[Figure record listings]
----
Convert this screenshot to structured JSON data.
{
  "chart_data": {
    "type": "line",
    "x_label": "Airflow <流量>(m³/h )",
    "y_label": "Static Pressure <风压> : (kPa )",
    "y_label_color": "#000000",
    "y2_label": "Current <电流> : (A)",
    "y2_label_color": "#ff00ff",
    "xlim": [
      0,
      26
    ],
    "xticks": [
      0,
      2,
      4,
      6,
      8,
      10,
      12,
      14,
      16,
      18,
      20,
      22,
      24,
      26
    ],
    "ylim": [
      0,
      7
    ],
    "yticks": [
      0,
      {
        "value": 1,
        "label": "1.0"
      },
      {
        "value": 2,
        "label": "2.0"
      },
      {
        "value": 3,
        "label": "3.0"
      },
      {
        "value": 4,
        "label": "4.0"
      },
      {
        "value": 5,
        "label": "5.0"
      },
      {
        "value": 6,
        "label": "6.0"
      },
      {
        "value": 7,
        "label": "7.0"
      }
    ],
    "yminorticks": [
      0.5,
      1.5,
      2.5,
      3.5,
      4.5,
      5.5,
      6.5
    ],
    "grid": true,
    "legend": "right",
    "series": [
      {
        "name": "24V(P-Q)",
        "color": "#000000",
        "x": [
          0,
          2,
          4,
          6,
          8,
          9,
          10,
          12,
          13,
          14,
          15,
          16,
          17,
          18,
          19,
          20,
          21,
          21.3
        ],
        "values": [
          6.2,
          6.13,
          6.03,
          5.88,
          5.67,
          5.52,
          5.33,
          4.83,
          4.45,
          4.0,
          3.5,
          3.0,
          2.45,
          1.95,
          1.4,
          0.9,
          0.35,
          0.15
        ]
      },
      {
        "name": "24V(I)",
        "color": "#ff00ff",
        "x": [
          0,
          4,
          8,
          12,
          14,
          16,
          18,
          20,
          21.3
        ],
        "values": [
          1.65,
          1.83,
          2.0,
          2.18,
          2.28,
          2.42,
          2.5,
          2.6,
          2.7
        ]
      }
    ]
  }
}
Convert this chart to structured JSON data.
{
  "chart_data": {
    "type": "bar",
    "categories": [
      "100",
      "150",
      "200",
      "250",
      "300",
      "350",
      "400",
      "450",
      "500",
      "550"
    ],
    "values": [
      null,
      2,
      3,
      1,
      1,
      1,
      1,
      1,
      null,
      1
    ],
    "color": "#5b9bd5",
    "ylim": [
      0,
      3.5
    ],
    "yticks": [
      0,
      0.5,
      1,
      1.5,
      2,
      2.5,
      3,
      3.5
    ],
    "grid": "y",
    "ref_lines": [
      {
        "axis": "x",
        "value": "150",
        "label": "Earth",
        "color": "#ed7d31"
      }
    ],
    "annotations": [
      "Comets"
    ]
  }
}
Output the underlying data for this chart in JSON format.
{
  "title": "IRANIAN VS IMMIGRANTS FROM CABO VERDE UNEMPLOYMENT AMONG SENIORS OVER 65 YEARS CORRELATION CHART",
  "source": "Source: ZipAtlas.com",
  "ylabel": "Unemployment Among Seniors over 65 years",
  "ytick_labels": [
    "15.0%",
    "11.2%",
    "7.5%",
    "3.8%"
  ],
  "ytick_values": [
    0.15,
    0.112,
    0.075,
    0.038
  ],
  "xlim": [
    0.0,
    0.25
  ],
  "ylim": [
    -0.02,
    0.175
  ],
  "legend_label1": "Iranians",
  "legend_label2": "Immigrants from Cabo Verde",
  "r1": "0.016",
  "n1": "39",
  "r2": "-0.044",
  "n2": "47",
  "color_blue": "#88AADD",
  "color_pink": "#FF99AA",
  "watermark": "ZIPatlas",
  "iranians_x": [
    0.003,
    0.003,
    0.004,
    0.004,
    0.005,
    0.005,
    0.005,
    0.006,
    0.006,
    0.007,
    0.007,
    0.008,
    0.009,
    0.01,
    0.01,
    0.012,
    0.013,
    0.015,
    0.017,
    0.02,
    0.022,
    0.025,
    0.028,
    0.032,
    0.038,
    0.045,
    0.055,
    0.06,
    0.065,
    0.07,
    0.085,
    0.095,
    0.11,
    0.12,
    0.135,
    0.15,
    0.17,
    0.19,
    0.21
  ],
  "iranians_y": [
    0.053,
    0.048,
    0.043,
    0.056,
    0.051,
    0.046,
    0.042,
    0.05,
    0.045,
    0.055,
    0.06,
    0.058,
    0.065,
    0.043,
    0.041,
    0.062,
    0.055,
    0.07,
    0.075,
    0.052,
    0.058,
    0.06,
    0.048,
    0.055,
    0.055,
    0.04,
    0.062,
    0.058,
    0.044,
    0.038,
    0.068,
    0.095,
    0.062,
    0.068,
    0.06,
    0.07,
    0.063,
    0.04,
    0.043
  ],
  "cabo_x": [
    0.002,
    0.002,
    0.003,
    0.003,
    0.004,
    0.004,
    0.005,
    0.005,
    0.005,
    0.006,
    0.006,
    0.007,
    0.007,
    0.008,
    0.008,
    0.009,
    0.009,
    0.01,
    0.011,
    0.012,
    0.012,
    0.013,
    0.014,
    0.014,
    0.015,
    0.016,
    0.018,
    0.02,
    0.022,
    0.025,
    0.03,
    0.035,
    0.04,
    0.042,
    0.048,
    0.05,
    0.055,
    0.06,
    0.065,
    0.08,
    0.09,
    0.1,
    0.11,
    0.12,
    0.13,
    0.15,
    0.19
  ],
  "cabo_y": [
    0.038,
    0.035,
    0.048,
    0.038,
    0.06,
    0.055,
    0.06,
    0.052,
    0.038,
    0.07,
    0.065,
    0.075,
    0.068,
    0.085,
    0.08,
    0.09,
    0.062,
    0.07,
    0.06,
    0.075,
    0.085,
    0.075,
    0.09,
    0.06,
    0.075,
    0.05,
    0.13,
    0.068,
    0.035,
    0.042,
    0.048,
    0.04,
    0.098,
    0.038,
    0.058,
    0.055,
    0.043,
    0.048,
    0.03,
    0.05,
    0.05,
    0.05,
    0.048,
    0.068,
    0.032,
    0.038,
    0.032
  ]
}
----
Problem description.
Repeat all entries. Match them exactly.

Answer for the task.
Convert this screenshot to structured JSON data.
{
  "chart_data": {
    "type": "line",
    "x_label": "Airflow <流量>(m³/h )",
    "y_label": "Static Pressure <风压> : (kPa )",
    "y_label_color": "#000000",
    "y2_label": "Current <电流> : (A)",
    "y2_label_color": "#ff00ff",
    "xlim": [
      0,
      26
    ],
    "xticks": [
      0,
      2,
      4,
      6,
      8,
      10,
      12,
      14,
      16,
      18,
      20,
      22,
      24,
      26
    ],
    "ylim": [
      0,
      7
    ],
    "yticks": [
      0,
      {
        "value": 1,
        "label": "1.0"
      },
      {
        "value": 2,
        "label": "2.0"
      },
      {
        "value": 3,
        "label": "3.0"
      },
      {
        "value": 4,
        "label": "4.0"
      },
      {
        "value": 5,
        "label": "5.0"
      },
      {
        "value": 6,
        "label": "6.0"
      },
      {
        "value": 7,
        "label": "7.0"
      }
    ],
    "yminorticks": [
      0.5,
      1.5,
      2.5,
      3.5,
      4.5,
      5.5,
      6.5
    ],
    "grid": true,
    "legend": "right",
    "series": [
      {
        "name": "24V(P-Q)",
        "color": "#000000",
        "x": [
          0,
          2,
          4,
          6,
          8,
          9,
          10,
          12,
          13,
          14,
          15,
          16,
          17,
          18,
          19,
          20,
          21,
          21.3
        ],
        "values": [
          6.2,
          6.13,
          6.03,
          5.88,
          5.67,
          5.52,
          5.33,
          4.83,
          4.45,
          4.0,
          3.5,
          3.0,
          2.45,
          1.95,
          1.4,
          0.9,
          0.35,
          0.15
        ]
      },
      {
        "name": "24V(I)",
        "color": "#ff00ff",
        "x": [
          0,
          4,
          8,
          12,
          14,
          16,
          18,
          20,
          21.3
        ],
        "values": [
          1.65,
          1.83,
          2.0,
          2.18,
          2.28,
          2.42,
          2.5,
          2.6,
          2.7
        ]
      }
    ]
  }
}
Convert this chart to structured JSON data.
{
  "chart_data": {
    "type": "bar",
    "categories": [
      "100",
      "150",
      "200",
      "250",
      "300",
      "350",
      "400",
      "450",
      "500",
      "550"
    ],
    "values": [
      null,
      2,
      3,
      1,
      1,
      1,
      1,
      1,
      null,
      1
    ],
    "color": "#5b9bd5",
    "ylim": [
      0,
      3.5
    ],
    "yticks": [
      0,
      0.5,
      1,
      1.5,
      2,
      2.5,
      3,
      3.5
    ],
    "grid": "y",
    "ref_lines": [
      {
        "axis": "x",
        "value": "150",
        "label": "Earth",
        "color": "#ed7d31"
      }
    ],
    "annotations": [
      "Comets"
    ]
  }
}
Output the underlying data for this chart in JSON format.
{
  "title": "IRANIAN VS IMMIGRANTS FROM CABO VERDE UNEMPLOYMENT AMONG SENIORS OVER 65 YEARS CORRELATION CHART",
  "source": "Source: ZipAtlas.com",
  "ylabel": "Unemployment Among Seniors over 65 years",
  "ytick_labels": [
    "15.0%",
    "11.2%",
    "7.5%",
    "3.8%"
  ],
  "ytick_values": [
    0.15,
    0.112,
    0.075,
    0.038
  ],
  "xlim": [
    0.0,
    0.25
  ],
  "ylim": [
    -0.02,
    0.175
  ],
  "legend_label1": "Iranians",
  "legend_label2": "Immigrants from Cabo Verde",
  "r1": "0.016",
  "n1": "39",
  "r2": "-0.044",
  "n2": "47",
  "color_blue": "#88AADD",
  "color_pink": "#FF99AA",
  "watermark": "ZIPatlas",
  "iranians_x": [
    0.003,
    0.003,
    0.004,
    0.004,
    0.005,
    0.005,
    0.005,
    0.006,
    0.006,
    0.007,
    0.007,
    0.008,
    0.009,
    0.01,
    0.01,
    0.012,
    0.013,
    0.015,
    0.017,
    0.02,
    0.022,
    0.025,
    0.028,
    0.032,
    0.038,
    0.045,
    0.055,
    0.06,
    0.065,
    0.07,
    0.085,
    0.095,
    0.11,
    0.12,
    0.135,
    0.15,
    0.17,
    0.19,
    0.21
  ],
  "iranians_y": [
    0.053,
    0.048,
    0.043,
    0.056,
    0.051,
    0.046,
    0.042,
    0.05,
    0.045,
    0.055,
    0.06,
    0.058,
    0.065,
    0.043,
    0.041,
    0.062,
    0.055,
    0.07,
    0.075,
    0.052,
    0.058,
    0.06,
    0.048,
    0.055,
    0.055,
    0.04,
    0.062,
    0.058,
    0.044,
    0.038,
    0.068,
    0.095,
    0.062,
    0.068,
    0.06,
    0.07,
    0.063,
    0.04,
    0.043
  ],
  "cabo_x": [
    0.002,
    0.002,
    0.003,
    0.003,
    0.004,
    0.004,
    0.005,
    0.005,
    0.005,
    0.006,
    0.006,
    0.007,
    0.007,
    0.008,
    0.008,
    0.009,
    0.009,
    0.01,
    0.011,
    0.012,
    0.012,
    0.013,
    0.014,
    0.014,
    0.015,
    0.016,
    0.018,
    0.02,
    0.022,
    0.025,
    0.03,
    0.035,
    0.04,
    0.042,
    0.048,
    0.05,
    0.055,
    0.06,
    0.065,
    0.08,
    0.09,
    0.1,
    0.11,
    0.12,
    0.13,
    0.15,
    0.19
  ],
  "cabo_y": [
    0.038,
    0.035,
    0.048,
    0.038,
    0.06,
    0.055,
    0.06,
    0.052,
    0.038,
    0.07,
    0.065,
    0.075,
    0.068,
    0.085,
    0.08,
    0.09,
    0.062,
    0.07,
    0.06,
    0.075,
    0.085,
    0.075,
    0.09,
    0.06,
    0.075,
    0.05,
    0.13,
    0.068,
    0.035,
    0.042,
    0.048,
    0.04,
    0.098,
    0.038,
    0.058,
    0.055,
    0.043,
    0.048,
    0.03,
    0.05,
    0.05,
    0.05,
    0.048,
    0.068,
    0.032,
    0.038,
    0.032
  ]
}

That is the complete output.